Hiebe unter die Gürtellinie

In einer Passage des Interviews behauptet Yakut, zahlreiche Videoaufzeichnungen von Hotels in der Hand zu haben. Ausgehend davon richtete er einen Aufruf an die CHP-Wählerschaft. „Passt auf Mustafa Sarıgül und seinen Sohn Emir auf. Sibel Can, ich werde eure Swinger-Treffen mit Vater und Sohn noch preisgeben“, so Yakut. Zuvor hatte er ähnliches über den ehemaligen Ankara-OB Melih Gökçek in den Raum geworfen und ihm eine Affäre mit einer bekannten Transvestiten Oksan nachgesagt. Danach bebte das türkische X, doch mehr passierte nicht.

Gespeicherte Zeilen:
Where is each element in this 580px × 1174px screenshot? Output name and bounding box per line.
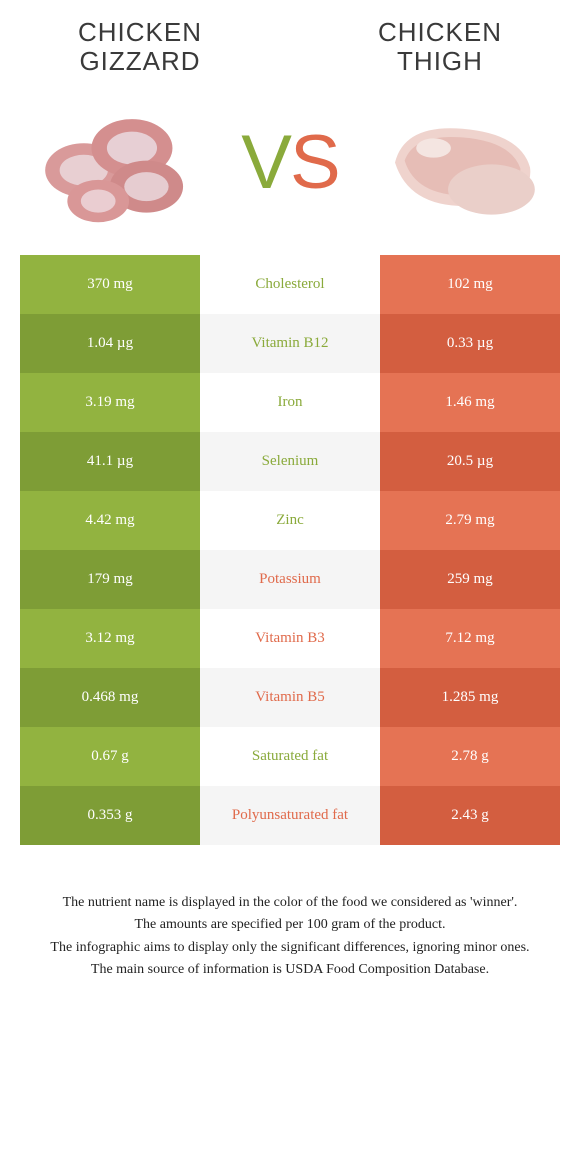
left-value: 179 mg (20, 550, 200, 609)
vs-s: S (290, 120, 339, 205)
nutrient-name: Vitamin B5 (200, 668, 380, 727)
left-value: 3.19 mg (20, 373, 200, 432)
nutrient-name: Cholesterol (200, 255, 380, 314)
vs-v: V (241, 120, 290, 205)
table-row: 4.42 mgZinc2.79 mg (20, 491, 560, 550)
footnote-line: The infographic aims to display only the… (20, 938, 560, 958)
left-food-title: CHICKEN GIZZARD (40, 18, 240, 75)
table-row: 370 mgCholesterol102 mg (20, 255, 560, 314)
table-row: 3.19 mgIron1.46 mg (20, 373, 560, 432)
left-value: 41.1 µg (20, 432, 200, 491)
table-row: 1.04 µgVitamin B120.33 µg (20, 314, 560, 373)
table-row: 41.1 µgSelenium20.5 µg (20, 432, 560, 491)
right-food-image (375, 95, 550, 230)
nutrient-name: Zinc (200, 491, 380, 550)
header: CHICKEN GIZZARD CHICKEN THIGH (0, 0, 580, 85)
right-value: 7.12 mg (380, 609, 560, 668)
right-value: 20.5 µg (380, 432, 560, 491)
footnote-line: The amounts are specified per 100 gram o… (20, 915, 560, 935)
right-value: 1.46 mg (380, 373, 560, 432)
table-row: 3.12 mgVitamin B37.12 mg (20, 609, 560, 668)
right-value: 2.43 g (380, 786, 560, 845)
hero-row: VS (0, 85, 580, 255)
comparison-table: 370 mgCholesterol102 mg1.04 µgVitamin B1… (0, 255, 580, 845)
left-value: 0.353 g (20, 786, 200, 845)
thigh-illustration (375, 95, 550, 230)
table-row: 0.67 gSaturated fat2.78 g (20, 727, 560, 786)
nutrient-name: Potassium (200, 550, 380, 609)
left-value: 0.468 mg (20, 668, 200, 727)
left-value: 4.42 mg (20, 491, 200, 550)
vs-label: VS (241, 119, 338, 206)
table-row: 0.468 mgVitamin B51.285 mg (20, 668, 560, 727)
right-value: 102 mg (380, 255, 560, 314)
table-row: 179 mgPotassium259 mg (20, 550, 560, 609)
right-value: 2.78 g (380, 727, 560, 786)
nutrient-name: Polyunsaturated fat (200, 786, 380, 845)
footnotes: The nutrient name is displayed in the co… (0, 845, 580, 980)
right-value: 1.285 mg (380, 668, 560, 727)
right-value: 0.33 µg (380, 314, 560, 373)
left-value: 370 mg (20, 255, 200, 314)
left-value: 0.67 g (20, 727, 200, 786)
nutrient-name: Vitamin B3 (200, 609, 380, 668)
right-value: 259 mg (380, 550, 560, 609)
nutrient-name: Iron (200, 373, 380, 432)
right-food-title: CHICKEN THIGH (340, 18, 540, 75)
right-value: 2.79 mg (380, 491, 560, 550)
left-food-image (30, 95, 205, 230)
left-value: 1.04 µg (20, 314, 200, 373)
footnote-line: The nutrient name is displayed in the co… (20, 893, 560, 913)
nutrient-name: Selenium (200, 432, 380, 491)
nutrient-name: Saturated fat (200, 727, 380, 786)
footnote-line: The main source of information is USDA F… (20, 960, 560, 980)
nutrient-name: Vitamin B12 (200, 314, 380, 373)
left-value: 3.12 mg (20, 609, 200, 668)
table-row: 0.353 gPolyunsaturated fat2.43 g (20, 786, 560, 845)
gizzard-illustration (30, 95, 205, 230)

Aufgaben:
**a)** Schreibe aus dem Ausgangstext über Yakuts Interview den Abschnitt von „In einer Passage“ bis einschließlich „mehr passierte nicht.“ wortgetreu ab.
**b)** Setze den Text über Yakuts Interview im Anschluss an seinen letzten Satz fort.

Die Antworten:
**a)**
In einer Passage des Interviews behauptet Yakut, zahlreiche Videoaufzeichnungen von Hotels in der Hand zu haben. Ausgehend davon richtete er einen Aufruf an die CHP-Wählerschaft. „Passt auf Mustafa Sarıgül und seinen Sohn Emir auf. Sibel Can, ich werde eure Swinger-Treffen mit Vater und Sohn noch preisgeben“, so Yakut. Zuvor hatte er ähnliches über den ehemaligen Ankara-OB Melih Gökçek in den Raum geworfen und ihm eine Affäre mit einer bekannten Transvestiten Oksan nachgesagt. Danach bebte das türkische X, doch mehr passierte nicht.

**b)**
Erk Acarer tat sich schwer mit der Moderation

Immer wieder schweift Yakut ab. Auch in seinen Videos waren diese Sprünge ein großes Problem. Verglichen mit Peker fehlt Yakut ein roter Faden. Dennoch sind seine Informationen nicht weniger interessant und brisant. Insofern macht das Interview von Acarer Sinn. Denn seine Hinweise könnten noch viele Köpfe zum Rollen bringen. In Zusammenhang mit dem CHP-Mann Sarıgül machte Yakut in einem Nebensatz auf dessen Verwicklungen mit dem ehemaligen Innenminister Süleyman Soylu in Usbekistan aufmerksam. Mehr gab er indes nicht preis.

„Ich habe 23 Videos gemacht, weitere 123 Videos folgen“

Yakut sagt, er wolle weitermachen. So viel steht für den kurdischen Whistleblower fest. Er fühlt im Exil offenbar sicher genug. Die ausländischen Behörden würden ihn niemals an die türkischen Behörden geben. Auch Spanien tat dies nicht. Er ist wieder auf freiem Fuß und will weitere Videos produzieren. „Bis das Volk alles verstanden hat, mache ich weiter“, so Yakut.